** Set task **
Sift the material for lines containing "після", and return them.

START Given data

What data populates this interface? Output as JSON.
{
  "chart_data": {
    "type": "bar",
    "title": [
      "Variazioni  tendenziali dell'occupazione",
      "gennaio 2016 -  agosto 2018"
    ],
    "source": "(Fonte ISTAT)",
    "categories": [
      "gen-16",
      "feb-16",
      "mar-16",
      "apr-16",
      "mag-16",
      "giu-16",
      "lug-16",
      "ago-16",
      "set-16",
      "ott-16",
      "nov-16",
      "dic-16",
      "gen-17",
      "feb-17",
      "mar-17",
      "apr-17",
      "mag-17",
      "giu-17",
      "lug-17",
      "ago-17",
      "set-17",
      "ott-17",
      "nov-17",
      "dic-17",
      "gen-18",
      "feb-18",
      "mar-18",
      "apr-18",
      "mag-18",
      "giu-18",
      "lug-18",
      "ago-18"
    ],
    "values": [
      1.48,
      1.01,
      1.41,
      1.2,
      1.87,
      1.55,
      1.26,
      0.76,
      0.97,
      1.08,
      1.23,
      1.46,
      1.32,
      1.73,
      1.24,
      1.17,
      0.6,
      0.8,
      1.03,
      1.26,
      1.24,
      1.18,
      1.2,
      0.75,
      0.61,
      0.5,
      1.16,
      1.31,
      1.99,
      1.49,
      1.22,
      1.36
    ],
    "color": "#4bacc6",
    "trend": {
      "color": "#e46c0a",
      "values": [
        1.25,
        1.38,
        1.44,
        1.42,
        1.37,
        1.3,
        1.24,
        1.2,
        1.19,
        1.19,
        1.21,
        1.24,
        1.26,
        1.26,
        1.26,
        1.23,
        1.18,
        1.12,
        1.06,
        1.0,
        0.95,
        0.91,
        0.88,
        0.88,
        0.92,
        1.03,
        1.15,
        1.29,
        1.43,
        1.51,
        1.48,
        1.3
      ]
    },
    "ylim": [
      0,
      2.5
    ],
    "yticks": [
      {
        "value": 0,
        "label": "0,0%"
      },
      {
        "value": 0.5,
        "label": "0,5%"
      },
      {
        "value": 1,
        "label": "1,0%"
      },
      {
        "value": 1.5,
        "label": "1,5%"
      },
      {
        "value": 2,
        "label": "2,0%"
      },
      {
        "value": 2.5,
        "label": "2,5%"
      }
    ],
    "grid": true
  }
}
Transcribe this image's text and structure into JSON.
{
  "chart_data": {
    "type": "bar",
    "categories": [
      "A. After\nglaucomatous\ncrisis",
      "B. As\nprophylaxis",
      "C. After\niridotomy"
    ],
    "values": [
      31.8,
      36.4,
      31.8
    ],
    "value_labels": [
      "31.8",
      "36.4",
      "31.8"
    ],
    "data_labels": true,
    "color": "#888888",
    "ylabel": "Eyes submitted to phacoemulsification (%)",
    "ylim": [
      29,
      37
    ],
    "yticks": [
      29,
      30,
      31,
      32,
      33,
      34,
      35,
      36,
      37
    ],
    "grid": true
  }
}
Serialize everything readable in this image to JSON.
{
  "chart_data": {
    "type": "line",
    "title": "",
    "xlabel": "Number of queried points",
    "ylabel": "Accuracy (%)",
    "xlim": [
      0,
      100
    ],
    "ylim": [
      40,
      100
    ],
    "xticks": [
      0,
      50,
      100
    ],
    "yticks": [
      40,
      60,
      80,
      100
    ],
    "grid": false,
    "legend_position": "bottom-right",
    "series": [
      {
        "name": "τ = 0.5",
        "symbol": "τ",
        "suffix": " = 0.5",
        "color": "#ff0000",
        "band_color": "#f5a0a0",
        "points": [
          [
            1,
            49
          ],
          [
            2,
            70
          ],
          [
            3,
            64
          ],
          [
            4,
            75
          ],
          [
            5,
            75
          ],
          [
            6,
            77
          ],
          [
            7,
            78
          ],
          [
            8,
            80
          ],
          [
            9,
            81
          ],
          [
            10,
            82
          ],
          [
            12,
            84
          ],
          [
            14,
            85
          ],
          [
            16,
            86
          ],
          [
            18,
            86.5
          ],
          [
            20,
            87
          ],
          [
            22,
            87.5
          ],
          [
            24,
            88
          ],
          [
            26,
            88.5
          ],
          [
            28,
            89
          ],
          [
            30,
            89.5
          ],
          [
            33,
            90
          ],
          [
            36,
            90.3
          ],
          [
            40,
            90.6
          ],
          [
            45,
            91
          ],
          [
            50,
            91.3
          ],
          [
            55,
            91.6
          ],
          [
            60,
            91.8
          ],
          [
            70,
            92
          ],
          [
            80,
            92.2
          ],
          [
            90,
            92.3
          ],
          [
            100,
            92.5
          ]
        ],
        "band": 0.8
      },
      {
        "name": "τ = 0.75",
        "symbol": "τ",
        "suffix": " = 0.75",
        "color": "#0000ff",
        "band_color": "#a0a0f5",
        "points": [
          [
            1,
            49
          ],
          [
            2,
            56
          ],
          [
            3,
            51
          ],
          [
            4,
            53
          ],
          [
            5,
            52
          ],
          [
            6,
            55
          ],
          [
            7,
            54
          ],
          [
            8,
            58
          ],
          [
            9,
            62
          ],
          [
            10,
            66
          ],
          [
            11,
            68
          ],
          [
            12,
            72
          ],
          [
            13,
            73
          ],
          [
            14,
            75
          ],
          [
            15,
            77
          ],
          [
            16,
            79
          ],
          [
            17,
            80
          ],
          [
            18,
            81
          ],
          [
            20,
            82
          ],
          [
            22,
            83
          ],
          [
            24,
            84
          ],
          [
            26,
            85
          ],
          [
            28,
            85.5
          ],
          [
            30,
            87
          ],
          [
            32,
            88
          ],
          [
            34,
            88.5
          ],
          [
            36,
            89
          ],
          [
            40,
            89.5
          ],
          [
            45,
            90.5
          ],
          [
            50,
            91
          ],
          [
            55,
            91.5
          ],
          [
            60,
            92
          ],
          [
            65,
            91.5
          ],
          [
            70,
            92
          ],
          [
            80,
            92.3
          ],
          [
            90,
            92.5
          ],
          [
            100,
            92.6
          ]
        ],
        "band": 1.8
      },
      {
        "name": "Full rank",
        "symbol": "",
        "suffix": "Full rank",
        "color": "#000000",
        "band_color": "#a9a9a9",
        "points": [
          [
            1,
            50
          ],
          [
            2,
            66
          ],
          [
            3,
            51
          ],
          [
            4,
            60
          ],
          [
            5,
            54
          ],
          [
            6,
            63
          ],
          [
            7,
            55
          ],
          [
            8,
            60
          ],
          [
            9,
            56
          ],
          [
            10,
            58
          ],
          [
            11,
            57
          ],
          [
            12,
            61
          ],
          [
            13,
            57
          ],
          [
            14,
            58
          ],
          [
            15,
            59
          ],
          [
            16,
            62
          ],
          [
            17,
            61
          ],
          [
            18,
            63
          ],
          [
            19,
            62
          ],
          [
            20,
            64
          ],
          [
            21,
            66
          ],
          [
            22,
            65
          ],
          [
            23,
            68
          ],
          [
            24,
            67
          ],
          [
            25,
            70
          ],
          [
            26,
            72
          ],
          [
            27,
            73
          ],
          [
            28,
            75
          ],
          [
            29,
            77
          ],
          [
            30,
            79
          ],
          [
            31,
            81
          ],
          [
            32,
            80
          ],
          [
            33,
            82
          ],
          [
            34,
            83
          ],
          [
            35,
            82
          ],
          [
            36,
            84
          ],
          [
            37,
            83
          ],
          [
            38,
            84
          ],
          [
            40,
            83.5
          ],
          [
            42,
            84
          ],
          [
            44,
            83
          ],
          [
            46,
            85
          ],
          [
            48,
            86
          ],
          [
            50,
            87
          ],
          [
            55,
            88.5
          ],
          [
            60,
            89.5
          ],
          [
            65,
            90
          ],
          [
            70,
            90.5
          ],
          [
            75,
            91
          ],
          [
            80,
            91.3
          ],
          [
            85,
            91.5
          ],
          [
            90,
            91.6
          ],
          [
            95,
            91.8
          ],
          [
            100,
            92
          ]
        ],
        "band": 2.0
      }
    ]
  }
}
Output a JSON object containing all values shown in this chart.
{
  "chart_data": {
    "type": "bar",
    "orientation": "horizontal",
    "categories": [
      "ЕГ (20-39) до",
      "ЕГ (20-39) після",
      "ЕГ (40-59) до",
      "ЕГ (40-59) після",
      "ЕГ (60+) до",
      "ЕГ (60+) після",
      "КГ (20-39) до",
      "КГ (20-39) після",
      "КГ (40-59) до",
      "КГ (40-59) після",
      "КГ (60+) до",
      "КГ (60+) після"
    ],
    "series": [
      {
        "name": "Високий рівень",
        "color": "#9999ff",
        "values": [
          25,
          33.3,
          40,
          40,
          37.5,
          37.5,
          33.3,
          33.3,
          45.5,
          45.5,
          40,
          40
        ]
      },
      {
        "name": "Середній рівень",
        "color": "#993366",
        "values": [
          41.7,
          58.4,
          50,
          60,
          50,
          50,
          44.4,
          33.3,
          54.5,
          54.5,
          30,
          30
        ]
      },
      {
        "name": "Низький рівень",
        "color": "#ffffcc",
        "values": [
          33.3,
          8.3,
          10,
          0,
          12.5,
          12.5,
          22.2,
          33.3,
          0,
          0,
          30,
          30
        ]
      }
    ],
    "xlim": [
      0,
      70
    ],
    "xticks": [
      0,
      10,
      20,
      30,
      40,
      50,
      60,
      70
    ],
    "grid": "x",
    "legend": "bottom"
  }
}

END Given data

** Finished answer **
      "ЕГ (20-39) після",
      "ЕГ (40-59) після",
      "ЕГ (60+) після",
      "КГ (20-39) після",
      "КГ (40-59) після",
      "КГ (60+) після"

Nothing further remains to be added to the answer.